#### [To be done]
Return a copy of each line that holds the string "Augusta".

#### [Exercise data]
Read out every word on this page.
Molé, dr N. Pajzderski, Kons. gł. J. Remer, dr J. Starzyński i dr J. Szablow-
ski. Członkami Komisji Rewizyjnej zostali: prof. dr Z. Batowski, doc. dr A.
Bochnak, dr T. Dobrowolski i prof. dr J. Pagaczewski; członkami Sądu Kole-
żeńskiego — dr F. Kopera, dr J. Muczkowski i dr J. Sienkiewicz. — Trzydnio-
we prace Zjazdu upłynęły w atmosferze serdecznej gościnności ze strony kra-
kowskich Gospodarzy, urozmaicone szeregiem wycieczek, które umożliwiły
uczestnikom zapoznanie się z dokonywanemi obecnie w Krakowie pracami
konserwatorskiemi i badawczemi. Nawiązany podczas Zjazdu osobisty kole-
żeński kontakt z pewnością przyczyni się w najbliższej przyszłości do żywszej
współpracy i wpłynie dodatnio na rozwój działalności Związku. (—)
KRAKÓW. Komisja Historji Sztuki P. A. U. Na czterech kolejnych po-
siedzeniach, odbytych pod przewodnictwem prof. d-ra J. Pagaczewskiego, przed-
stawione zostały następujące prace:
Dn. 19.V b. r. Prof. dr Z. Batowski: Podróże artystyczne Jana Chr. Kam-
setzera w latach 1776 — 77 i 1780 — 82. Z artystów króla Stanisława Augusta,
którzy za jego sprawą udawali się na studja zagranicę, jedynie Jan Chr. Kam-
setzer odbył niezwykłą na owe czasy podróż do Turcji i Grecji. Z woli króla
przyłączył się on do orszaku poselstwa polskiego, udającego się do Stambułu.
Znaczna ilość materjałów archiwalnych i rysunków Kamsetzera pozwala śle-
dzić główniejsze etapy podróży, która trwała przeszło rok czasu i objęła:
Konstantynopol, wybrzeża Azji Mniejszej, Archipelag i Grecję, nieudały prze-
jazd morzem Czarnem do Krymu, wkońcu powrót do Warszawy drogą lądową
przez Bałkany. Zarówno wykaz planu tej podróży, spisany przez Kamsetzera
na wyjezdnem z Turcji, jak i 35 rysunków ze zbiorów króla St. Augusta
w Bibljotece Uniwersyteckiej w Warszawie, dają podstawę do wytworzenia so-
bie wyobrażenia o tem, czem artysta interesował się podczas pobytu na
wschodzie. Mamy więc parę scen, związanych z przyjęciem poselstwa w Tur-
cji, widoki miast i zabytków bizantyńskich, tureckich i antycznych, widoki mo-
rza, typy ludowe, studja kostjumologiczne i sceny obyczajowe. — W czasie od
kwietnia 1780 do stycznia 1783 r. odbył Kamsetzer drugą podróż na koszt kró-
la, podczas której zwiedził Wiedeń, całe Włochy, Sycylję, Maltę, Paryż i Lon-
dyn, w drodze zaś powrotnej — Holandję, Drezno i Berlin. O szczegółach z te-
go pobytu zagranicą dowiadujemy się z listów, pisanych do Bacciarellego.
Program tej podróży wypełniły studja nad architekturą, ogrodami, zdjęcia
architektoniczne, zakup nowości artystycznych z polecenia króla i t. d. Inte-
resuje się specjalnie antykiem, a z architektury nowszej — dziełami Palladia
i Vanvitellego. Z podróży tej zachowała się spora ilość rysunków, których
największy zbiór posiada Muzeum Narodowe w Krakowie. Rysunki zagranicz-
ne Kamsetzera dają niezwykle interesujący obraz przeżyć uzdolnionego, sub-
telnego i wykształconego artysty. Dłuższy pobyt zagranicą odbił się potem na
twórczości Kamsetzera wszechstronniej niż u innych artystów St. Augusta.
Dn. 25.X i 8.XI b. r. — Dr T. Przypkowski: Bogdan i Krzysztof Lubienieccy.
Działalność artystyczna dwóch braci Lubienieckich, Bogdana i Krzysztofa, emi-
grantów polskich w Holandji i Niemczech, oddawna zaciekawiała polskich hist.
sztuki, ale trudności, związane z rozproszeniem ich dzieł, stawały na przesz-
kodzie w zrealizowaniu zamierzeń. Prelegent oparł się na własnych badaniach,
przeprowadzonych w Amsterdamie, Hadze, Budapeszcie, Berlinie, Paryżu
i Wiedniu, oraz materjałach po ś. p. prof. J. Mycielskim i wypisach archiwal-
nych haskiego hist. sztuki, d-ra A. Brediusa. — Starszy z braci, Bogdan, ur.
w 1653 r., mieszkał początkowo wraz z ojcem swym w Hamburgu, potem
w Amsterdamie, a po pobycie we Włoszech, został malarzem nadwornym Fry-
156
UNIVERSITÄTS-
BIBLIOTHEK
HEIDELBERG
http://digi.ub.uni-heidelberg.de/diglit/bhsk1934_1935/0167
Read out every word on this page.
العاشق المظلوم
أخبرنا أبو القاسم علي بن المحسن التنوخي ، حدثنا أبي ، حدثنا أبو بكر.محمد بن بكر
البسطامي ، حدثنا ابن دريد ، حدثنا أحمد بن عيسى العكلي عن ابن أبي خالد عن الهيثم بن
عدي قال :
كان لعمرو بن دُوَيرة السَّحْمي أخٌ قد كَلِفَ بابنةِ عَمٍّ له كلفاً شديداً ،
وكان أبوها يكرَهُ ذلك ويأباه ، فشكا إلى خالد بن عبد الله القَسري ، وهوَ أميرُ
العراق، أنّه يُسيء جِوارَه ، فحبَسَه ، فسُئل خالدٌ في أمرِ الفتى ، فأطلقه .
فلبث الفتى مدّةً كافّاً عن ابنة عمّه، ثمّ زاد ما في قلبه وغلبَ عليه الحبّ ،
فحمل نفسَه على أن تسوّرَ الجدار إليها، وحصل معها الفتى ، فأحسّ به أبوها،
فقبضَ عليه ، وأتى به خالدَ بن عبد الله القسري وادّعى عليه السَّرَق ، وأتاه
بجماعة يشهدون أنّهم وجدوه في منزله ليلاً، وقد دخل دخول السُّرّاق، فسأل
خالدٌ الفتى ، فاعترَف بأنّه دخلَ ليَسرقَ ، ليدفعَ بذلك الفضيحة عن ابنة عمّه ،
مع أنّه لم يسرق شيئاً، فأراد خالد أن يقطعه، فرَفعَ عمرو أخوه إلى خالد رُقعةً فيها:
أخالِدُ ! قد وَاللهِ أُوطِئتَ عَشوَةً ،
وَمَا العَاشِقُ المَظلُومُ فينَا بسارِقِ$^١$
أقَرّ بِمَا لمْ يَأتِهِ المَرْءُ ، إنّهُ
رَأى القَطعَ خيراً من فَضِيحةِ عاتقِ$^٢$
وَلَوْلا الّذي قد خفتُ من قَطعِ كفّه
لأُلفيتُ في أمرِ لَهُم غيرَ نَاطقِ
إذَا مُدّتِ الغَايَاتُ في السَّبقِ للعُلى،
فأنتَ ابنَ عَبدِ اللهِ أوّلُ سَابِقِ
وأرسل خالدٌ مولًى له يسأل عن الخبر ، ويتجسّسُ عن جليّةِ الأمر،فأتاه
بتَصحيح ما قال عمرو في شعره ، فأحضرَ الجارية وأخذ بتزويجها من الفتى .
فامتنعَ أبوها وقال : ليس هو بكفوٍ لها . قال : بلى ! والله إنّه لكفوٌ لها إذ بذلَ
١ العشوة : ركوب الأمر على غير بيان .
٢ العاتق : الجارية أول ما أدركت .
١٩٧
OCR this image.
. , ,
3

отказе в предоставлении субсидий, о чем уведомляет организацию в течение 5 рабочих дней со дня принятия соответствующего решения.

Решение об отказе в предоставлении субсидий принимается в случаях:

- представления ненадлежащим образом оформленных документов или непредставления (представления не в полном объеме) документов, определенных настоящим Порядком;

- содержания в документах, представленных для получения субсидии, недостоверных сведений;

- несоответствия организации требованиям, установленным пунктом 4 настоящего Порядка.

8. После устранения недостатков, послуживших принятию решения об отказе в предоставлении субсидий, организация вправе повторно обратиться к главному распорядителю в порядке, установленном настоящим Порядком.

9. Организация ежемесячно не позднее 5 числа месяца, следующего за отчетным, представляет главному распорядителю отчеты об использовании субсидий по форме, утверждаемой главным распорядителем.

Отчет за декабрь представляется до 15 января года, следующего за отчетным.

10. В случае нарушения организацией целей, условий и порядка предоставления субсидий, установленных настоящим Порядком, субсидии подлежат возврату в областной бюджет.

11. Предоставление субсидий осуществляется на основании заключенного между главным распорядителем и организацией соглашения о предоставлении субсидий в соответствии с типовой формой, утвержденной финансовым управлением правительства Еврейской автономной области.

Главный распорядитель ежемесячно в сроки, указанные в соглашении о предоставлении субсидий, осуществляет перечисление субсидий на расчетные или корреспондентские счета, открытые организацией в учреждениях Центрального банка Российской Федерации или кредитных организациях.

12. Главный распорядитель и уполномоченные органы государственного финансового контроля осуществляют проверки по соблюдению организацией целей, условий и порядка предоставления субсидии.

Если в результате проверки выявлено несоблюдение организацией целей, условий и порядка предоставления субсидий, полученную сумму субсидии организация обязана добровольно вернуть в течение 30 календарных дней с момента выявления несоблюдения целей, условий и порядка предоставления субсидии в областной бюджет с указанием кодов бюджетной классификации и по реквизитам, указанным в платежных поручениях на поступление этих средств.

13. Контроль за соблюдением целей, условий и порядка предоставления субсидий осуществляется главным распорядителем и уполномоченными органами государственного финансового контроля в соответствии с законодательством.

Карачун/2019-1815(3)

#### [Solution for this problem]
setzera w latach 1776 — 77 i 1780 — 82. Z artystów króla Stanisława Augusta,
na wyjezdnem z Turcji, jak i 35 rysunków ze zbiorów króla St. Augusta
twórczości Kamsetzera wszechstronniej niż u innych artystów St. Augusta.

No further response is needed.